• [WHAT IS EXPECTED]:
Without omitting anything, retype the data that follows.

• [DATA EXTRACT]:
Begin

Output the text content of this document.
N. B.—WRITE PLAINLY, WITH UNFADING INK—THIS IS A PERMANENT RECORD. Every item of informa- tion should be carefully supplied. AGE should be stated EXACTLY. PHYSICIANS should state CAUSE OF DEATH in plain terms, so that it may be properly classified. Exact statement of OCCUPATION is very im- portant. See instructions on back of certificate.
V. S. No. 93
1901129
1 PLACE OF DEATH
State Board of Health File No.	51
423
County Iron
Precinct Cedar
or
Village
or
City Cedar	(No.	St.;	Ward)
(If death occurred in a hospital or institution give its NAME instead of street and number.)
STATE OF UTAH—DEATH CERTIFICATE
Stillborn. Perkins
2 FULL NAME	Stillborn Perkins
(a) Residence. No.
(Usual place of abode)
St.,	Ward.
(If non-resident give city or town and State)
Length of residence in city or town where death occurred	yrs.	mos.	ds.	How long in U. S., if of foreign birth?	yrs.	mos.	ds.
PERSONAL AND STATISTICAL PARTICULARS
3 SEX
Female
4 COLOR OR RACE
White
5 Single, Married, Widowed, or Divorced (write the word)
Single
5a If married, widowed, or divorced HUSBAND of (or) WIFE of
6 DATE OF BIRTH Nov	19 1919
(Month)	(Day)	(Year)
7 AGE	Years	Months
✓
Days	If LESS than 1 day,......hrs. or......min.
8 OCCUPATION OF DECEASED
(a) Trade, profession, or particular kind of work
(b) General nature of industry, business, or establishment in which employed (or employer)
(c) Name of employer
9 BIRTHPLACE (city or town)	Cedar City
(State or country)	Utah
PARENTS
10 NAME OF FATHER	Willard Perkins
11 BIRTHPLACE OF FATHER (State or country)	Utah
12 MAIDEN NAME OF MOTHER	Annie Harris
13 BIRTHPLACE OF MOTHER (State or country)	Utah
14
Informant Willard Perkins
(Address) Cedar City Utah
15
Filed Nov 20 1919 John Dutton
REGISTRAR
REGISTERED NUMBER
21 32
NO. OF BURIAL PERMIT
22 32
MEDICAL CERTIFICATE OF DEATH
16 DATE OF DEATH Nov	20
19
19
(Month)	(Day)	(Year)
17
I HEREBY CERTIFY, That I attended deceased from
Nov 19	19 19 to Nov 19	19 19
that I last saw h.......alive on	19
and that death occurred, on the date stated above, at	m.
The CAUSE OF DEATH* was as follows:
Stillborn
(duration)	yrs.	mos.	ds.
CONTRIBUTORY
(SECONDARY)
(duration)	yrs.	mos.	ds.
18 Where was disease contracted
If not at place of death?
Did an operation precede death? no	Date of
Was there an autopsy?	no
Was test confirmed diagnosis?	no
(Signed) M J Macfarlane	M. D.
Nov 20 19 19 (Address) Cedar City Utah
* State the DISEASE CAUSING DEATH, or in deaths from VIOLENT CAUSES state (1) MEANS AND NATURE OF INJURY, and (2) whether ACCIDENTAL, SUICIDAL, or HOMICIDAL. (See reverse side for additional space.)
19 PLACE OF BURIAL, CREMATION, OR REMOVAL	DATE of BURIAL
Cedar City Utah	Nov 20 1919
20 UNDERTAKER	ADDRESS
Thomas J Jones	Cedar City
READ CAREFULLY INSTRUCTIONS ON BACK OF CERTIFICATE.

End

• [EXERCISE ANSWER]:
Output the text content of this document.
N. B.—WRITE PLAINLY, WITH UNFADING INK—THIS IS A PERMANENT RECORD. Every item of informa- tion should be carefully supplied. AGE should be stated EXACTLY. PHYSICIANS should state CAUSE OF DEATH in plain terms, so that it may be properly classified. Exact statement of OCCUPATION is very im- portant. See instructions on back of certificate.
V. S. No. 93
1901129
1 PLACE OF DEATH
State Board of Health File No.	51
423
County Iron
Precinct Cedar
or
Village
or
City Cedar	(No.	St.;	Ward)
(If death occurred in a hospital or institution give its NAME instead of street and number.)
STATE OF UTAH—DEATH CERTIFICATE
Stillborn. Perkins
2 FULL NAME	Stillborn Perkins
(a) Residence. No.
(Usual place of abode)
St.,	Ward.
(If non-resident give city or town and State)
Length of residence in city or town where death occurred	yrs.	mos.	ds.	How long in U. S., if of foreign birth?	yrs.	mos.	ds.
PERSONAL AND STATISTICAL PARTICULARS
3 SEX
Female
4 COLOR OR RACE
White
5 Single, Married, Widowed, or Divorced (write the word)
Single
5a If married, widowed, or divorced HUSBAND of (or) WIFE of
6 DATE OF BIRTH Nov	19 1919
(Month)	(Day)	(Year)
7 AGE	Years	Months
✓
Days	If LESS than 1 day,......hrs. or......min.
8 OCCUPATION OF DECEASED
(a) Trade, profession, or particular kind of work
(b) General nature of industry, business, or establishment in which employed (or employer)
(c) Name of employer
9 BIRTHPLACE (city or town)	Cedar City
(State or country)	Utah
PARENTS
10 NAME OF FATHER	Willard Perkins
11 BIRTHPLACE OF FATHER (State or country)	Utah
12 MAIDEN NAME OF MOTHER	Annie Harris
13 BIRTHPLACE OF MOTHER (State or country)	Utah
14
Informant Willard Perkins
(Address) Cedar City Utah
15
Filed Nov 20 1919 John Dutton
REGISTRAR
REGISTERED NUMBER
21 32
NO. OF BURIAL PERMIT
22 32
MEDICAL CERTIFICATE OF DEATH
16 DATE OF DEATH Nov	20
19
19
(Month)	(Day)	(Year)
17
I HEREBY CERTIFY, That I attended deceased from
Nov 19	19 19 to Nov 19	19 19
that I last saw h.......alive on	19
and that death occurred, on the date stated above, at	m.
The CAUSE OF DEATH* was as follows:
Stillborn
(duration)	yrs.	mos.	ds.
CONTRIBUTORY
(SECONDARY)
(duration)	yrs.	mos.	ds.
18 Where was disease contracted
If not at place of death?
Did an operation precede death? no	Date of
Was there an autopsy?	no
Was test confirmed diagnosis?	no
(Signed) M J Macfarlane	M. D.
Nov 20 19 19 (Address) Cedar City Utah
* State the DISEASE CAUSING DEATH, or in deaths from VIOLENT CAUSES state (1) MEANS AND NATURE OF INJURY, and (2) whether ACCIDENTAL, SUICIDAL, or HOMICIDAL. (See reverse side for additional space.)
19 PLACE OF BURIAL, CREMATION, OR REMOVAL	DATE of BURIAL
Cedar City Utah	Nov 20 1919
20 UNDERTAKER	ADDRESS
Thomas J Jones	Cedar City
READ CAREFULLY INSTRUCTIONS ON BACK OF CERTIFICATE.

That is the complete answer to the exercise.